>> Start Data for this exercise

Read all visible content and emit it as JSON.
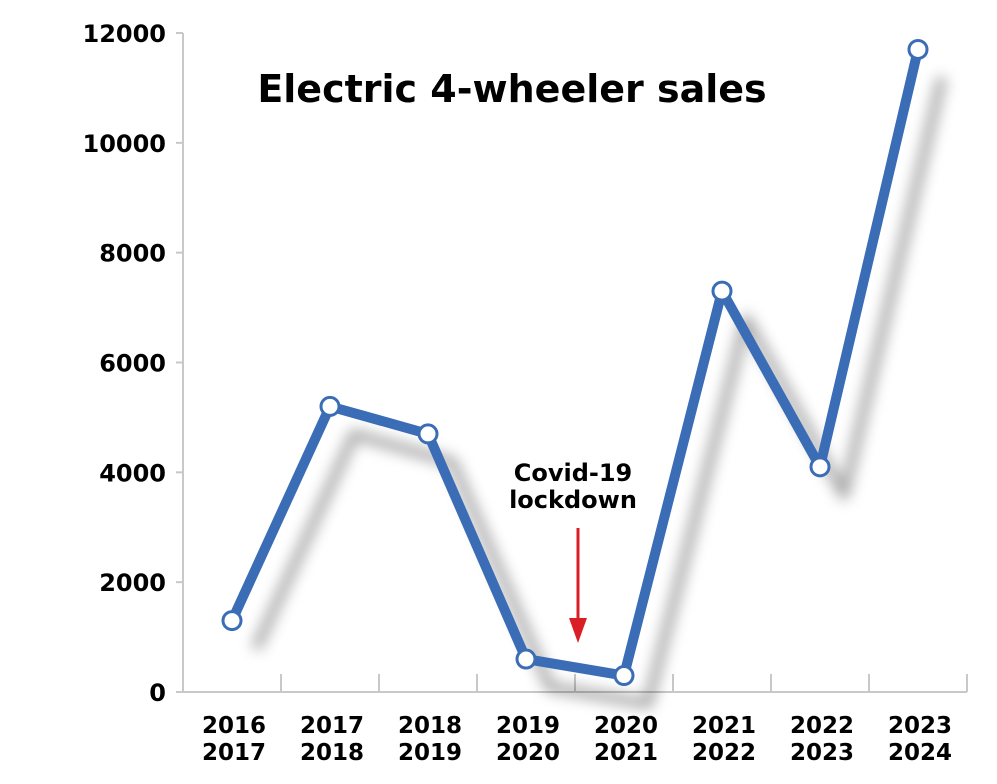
{
  "chart_data": {
    "type": "line",
    "title": "Electric 4-wheeler sales",
    "xlabel": "",
    "ylabel": "",
    "ylim": [
      0,
      12000
    ],
    "yticks": [
      "0",
      "2000",
      "4000",
      "6000",
      "8000",
      "10000",
      "12000"
    ],
    "categories": [
      [
        "2016",
        "2017"
      ],
      [
        "2017",
        "2018"
      ],
      [
        "2018",
        "2019"
      ],
      [
        "2019",
        "2020"
      ],
      [
        "2020",
        "2021"
      ],
      [
        "2021",
        "2022"
      ],
      [
        "2022",
        "2023"
      ],
      [
        "2023",
        "2024"
      ]
    ],
    "series": [
      {
        "values": [
          1300,
          5200,
          4700,
          600,
          300,
          7300,
          4100,
          11700
        ]
      }
    ],
    "grid": false,
    "annotation": {
      "lines": [
        "Covid-19",
        "lockdown"
      ],
      "color": "#d91e26"
    },
    "colors": {
      "line": "#3a6db5",
      "marker_fill": "#ffffff",
      "axis": "#c8c8c8"
    }
  }
}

>> End Data for this exercise

» Stated goal:
Omit pictures; set down the rest of the material word for word.

» Solution:
Read all visible content and emit it as JSON.
{
  "chart_data": {
    "type": "line",
    "title": "Electric 4-wheeler sales",
    "xlabel": "",
    "ylabel": "",
    "ylim": [
      0,
      12000
    ],
    "yticks": [
      "0",
      "2000",
      "4000",
      "6000",
      "8000",
      "10000",
      "12000"
    ],
    "categories": [
      [
        "2016",
        "2017"
      ],
      [
        "2017",
        "2018"
      ],
      [
        "2018",
        "2019"
      ],
      [
        "2019",
        "2020"
      ],
      [
        "2020",
        "2021"
      ],
      [
        "2021",
        "2022"
      ],
      [
        "2022",
        "2023"
      ],
      [
        "2023",
        "2024"
      ]
    ],
    "series": [
      {
        "values": [
          1300,
          5200,
          4700,
          600,
          300,
          7300,
          4100,
          11700
        ]
      }
    ],
    "grid": false,
    "annotation": {
      "lines": [
        "Covid-19",
        "lockdown"
      ],
      "color": "#d91e26"
    },
    "colors": {
      "line": "#3a6db5",
      "marker_fill": "#ffffff",
      "axis": "#c8c8c8"
    }
  }
}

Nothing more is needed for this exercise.